» SET EXERCISE
Write the records out again, precisely as they stand.

• • •

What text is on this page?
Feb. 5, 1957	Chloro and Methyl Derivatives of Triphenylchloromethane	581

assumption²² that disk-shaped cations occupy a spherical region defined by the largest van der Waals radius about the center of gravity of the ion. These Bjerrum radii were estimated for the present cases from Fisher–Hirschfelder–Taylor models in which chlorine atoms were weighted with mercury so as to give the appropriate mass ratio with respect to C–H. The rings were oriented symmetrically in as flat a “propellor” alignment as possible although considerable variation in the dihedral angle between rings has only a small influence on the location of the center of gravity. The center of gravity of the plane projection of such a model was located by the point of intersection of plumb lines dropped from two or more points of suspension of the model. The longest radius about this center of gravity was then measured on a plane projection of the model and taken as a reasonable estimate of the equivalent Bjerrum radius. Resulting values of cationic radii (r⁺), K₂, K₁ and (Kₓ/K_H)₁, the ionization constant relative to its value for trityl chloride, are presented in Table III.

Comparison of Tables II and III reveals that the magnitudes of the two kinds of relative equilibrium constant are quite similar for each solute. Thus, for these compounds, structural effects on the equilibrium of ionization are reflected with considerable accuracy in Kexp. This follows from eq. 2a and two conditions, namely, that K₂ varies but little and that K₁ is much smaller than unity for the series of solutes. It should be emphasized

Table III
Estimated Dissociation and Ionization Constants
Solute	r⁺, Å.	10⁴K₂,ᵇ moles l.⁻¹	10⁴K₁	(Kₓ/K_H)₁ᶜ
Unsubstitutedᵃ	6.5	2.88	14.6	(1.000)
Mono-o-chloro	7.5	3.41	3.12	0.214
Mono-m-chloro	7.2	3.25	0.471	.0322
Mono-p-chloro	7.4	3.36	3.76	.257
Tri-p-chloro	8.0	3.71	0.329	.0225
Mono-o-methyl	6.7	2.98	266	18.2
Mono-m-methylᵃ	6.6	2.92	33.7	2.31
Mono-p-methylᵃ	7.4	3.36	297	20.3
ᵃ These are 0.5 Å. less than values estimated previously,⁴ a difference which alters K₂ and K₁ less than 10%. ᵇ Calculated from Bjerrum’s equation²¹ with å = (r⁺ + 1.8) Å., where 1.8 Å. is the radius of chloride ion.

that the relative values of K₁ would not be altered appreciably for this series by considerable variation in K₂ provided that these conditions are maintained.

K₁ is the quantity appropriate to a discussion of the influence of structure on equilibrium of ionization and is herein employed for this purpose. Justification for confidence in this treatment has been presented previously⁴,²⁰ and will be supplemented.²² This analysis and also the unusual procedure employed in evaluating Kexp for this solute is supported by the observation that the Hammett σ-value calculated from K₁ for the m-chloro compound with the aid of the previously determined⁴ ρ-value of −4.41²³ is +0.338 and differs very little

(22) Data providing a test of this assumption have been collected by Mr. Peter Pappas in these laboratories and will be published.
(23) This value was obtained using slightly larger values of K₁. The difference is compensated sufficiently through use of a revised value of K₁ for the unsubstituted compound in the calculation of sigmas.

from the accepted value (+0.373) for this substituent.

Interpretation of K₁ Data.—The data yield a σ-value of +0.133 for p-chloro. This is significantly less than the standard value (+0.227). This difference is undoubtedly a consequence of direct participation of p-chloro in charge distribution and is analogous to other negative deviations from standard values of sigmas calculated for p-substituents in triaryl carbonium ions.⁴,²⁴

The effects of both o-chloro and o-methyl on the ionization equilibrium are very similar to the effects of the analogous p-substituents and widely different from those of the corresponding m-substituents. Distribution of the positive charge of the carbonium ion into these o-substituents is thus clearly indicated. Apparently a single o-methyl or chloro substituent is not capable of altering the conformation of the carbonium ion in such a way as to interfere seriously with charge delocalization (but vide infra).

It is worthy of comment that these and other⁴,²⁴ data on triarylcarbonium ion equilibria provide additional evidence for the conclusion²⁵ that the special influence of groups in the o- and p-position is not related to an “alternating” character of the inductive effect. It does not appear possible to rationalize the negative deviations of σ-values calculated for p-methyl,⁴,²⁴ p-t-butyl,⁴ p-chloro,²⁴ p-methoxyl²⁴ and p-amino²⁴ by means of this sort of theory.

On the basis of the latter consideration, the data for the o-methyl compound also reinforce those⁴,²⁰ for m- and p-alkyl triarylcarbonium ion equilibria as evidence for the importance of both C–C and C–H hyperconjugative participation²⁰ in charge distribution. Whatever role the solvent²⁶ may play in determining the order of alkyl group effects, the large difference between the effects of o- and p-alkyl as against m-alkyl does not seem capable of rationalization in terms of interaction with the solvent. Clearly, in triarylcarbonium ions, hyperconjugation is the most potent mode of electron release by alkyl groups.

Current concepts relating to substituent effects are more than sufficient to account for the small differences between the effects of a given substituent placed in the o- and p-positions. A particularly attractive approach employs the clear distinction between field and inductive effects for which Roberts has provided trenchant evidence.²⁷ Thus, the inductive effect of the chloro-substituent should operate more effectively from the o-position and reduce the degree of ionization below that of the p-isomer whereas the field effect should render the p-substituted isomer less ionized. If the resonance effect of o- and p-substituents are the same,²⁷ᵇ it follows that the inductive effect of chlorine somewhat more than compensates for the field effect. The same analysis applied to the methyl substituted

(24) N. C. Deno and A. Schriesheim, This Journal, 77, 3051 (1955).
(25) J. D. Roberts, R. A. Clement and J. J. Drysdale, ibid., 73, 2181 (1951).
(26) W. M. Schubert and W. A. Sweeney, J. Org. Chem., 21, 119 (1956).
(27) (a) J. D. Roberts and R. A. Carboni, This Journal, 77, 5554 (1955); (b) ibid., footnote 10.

• • •

» WRITTEN REPLY
What text is on this page?
Feb. 5, 1957	Chloro and Methyl Derivatives of Triphenylchloromethane	581

assumption²² that disk-shaped cations occupy a spherical region defined by the largest van der Waals radius about the center of gravity of the ion. These Bjerrum radii were estimated for the present cases from Fisher–Hirschfelder–Taylor models in which chlorine atoms were weighted with mercury so as to give the appropriate mass ratio with respect to C–H. The rings were oriented symmetrically in as flat a “propellor” alignment as possible although considerable variation in the dihedral angle between rings has only a small influence on the location of the center of gravity. The center of gravity of the plane projection of such a model was located by the point of intersection of plumb lines dropped from two or more points of suspension of the model. The longest radius about this center of gravity was then measured on a plane projection of the model and taken as a reasonable estimate of the equivalent Bjerrum radius. Resulting values of cationic radii (r⁺), K₂, K₁ and (Kₓ/K_H)₁, the ionization constant relative to its value for trityl chloride, are presented in Table III.

Comparison of Tables II and III reveals that the magnitudes of the two kinds of relative equilibrium constant are quite similar for each solute. Thus, for these compounds, structural effects on the equilibrium of ionization are reflected with considerable accuracy in Kexp. This follows from eq. 2a and two conditions, namely, that K₂ varies but little and that K₁ is much smaller than unity for the series of solutes. It should be emphasized

Table III
Estimated Dissociation and Ionization Constants
Solute	r⁺, Å.	10⁴K₂,ᵇ moles l.⁻¹	10⁴K₁	(Kₓ/K_H)₁ᶜ
Unsubstitutedᵃ	6.5	2.88	14.6	(1.000)
Mono-o-chloro	7.5	3.41	3.12	0.214
Mono-m-chloro	7.2	3.25	0.471	.0322
Mono-p-chloro	7.4	3.36	3.76	.257
Tri-p-chloro	8.0	3.71	0.329	.0225
Mono-o-methyl	6.7	2.98	266	18.2
Mono-m-methylᵃ	6.6	2.92	33.7	2.31
Mono-p-methylᵃ	7.4	3.36	297	20.3
ᵃ These are 0.5 Å. less than values estimated previously,⁴ a difference which alters K₂ and K₁ less than 10%. ᵇ Calculated from Bjerrum’s equation²¹ with å = (r⁺ + 1.8) Å., where 1.8 Å. is the radius of chloride ion.

that the relative values of K₁ would not be altered appreciably for this series by considerable variation in K₂ provided that these conditions are maintained.

K₁ is the quantity appropriate to a discussion of the influence of structure on equilibrium of ionization and is herein employed for this purpose. Justification for confidence in this treatment has been presented previously⁴,²⁰ and will be supplemented.²² This analysis and also the unusual procedure employed in evaluating Kexp for this solute is supported by the observation that the Hammett σ-value calculated from K₁ for the m-chloro compound with the aid of the previously determined⁴ ρ-value of −4.41²³ is +0.338 and differs very little

(22) Data providing a test of this assumption have been collected by Mr. Peter Pappas in these laboratories and will be published.
(23) This value was obtained using slightly larger values of K₁. The difference is compensated sufficiently through use of a revised value of K₁ for the unsubstituted compound in the calculation of sigmas.

from the accepted value (+0.373) for this substituent.

Interpretation of K₁ Data.—The data yield a σ-value of +0.133 for p-chloro. This is significantly less than the standard value (+0.227). This difference is undoubtedly a consequence of direct participation of p-chloro in charge distribution and is analogous to other negative deviations from standard values of sigmas calculated for p-substituents in triaryl carbonium ions.⁴,²⁴

The effects of both o-chloro and o-methyl on the ionization equilibrium are very similar to the effects of the analogous p-substituents and widely different from those of the corresponding m-substituents. Distribution of the positive charge of the carbonium ion into these o-substituents is thus clearly indicated. Apparently a single o-methyl or chloro substituent is not capable of altering the conformation of the carbonium ion in such a way as to interfere seriously with charge delocalization (but vide infra).

It is worthy of comment that these and other⁴,²⁴ data on triarylcarbonium ion equilibria provide additional evidence for the conclusion²⁵ that the special influence of groups in the o- and p-position is not related to an “alternating” character of the inductive effect. It does not appear possible to rationalize the negative deviations of σ-values calculated for p-methyl,⁴,²⁴ p-t-butyl,⁴ p-chloro,²⁴ p-methoxyl²⁴ and p-amino²⁴ by means of this sort of theory.

On the basis of the latter consideration, the data for the o-methyl compound also reinforce those⁴,²⁰ for m- and p-alkyl triarylcarbonium ion equilibria as evidence for the importance of both C–C and C–H hyperconjugative participation²⁰ in charge distribution. Whatever role the solvent²⁶ may play in determining the order of alkyl group effects, the large difference between the effects of o- and p-alkyl as against m-alkyl does not seem capable of rationalization in terms of interaction with the solvent. Clearly, in triarylcarbonium ions, hyperconjugation is the most potent mode of electron release by alkyl groups.

Current concepts relating to substituent effects are more than sufficient to account for the small differences between the effects of a given substituent placed in the o- and p-positions. A particularly attractive approach employs the clear distinction between field and inductive effects for which Roberts has provided trenchant evidence.²⁷ Thus, the inductive effect of the chloro-substituent should operate more effectively from the o-position and reduce the degree of ionization below that of the p-isomer whereas the field effect should render the p-substituted isomer less ionized. If the resonance effect of o- and p-substituents are the same,²⁷ᵇ it follows that the inductive effect of chlorine somewhat more than compensates for the field effect. The same analysis applied to the methyl substituted

(24) N. C. Deno and A. Schriesheim, This Journal, 77, 3051 (1955).
(25) J. D. Roberts, R. A. Clement and J. J. Drysdale, ibid., 73, 2181 (1951).
(26) W. M. Schubert and W. A. Sweeney, J. Org. Chem., 21, 119 (1956).
(27) (a) J. D. Roberts and R. A. Carboni, This Journal, 77, 5554 (1955); (b) ibid., footnote 10.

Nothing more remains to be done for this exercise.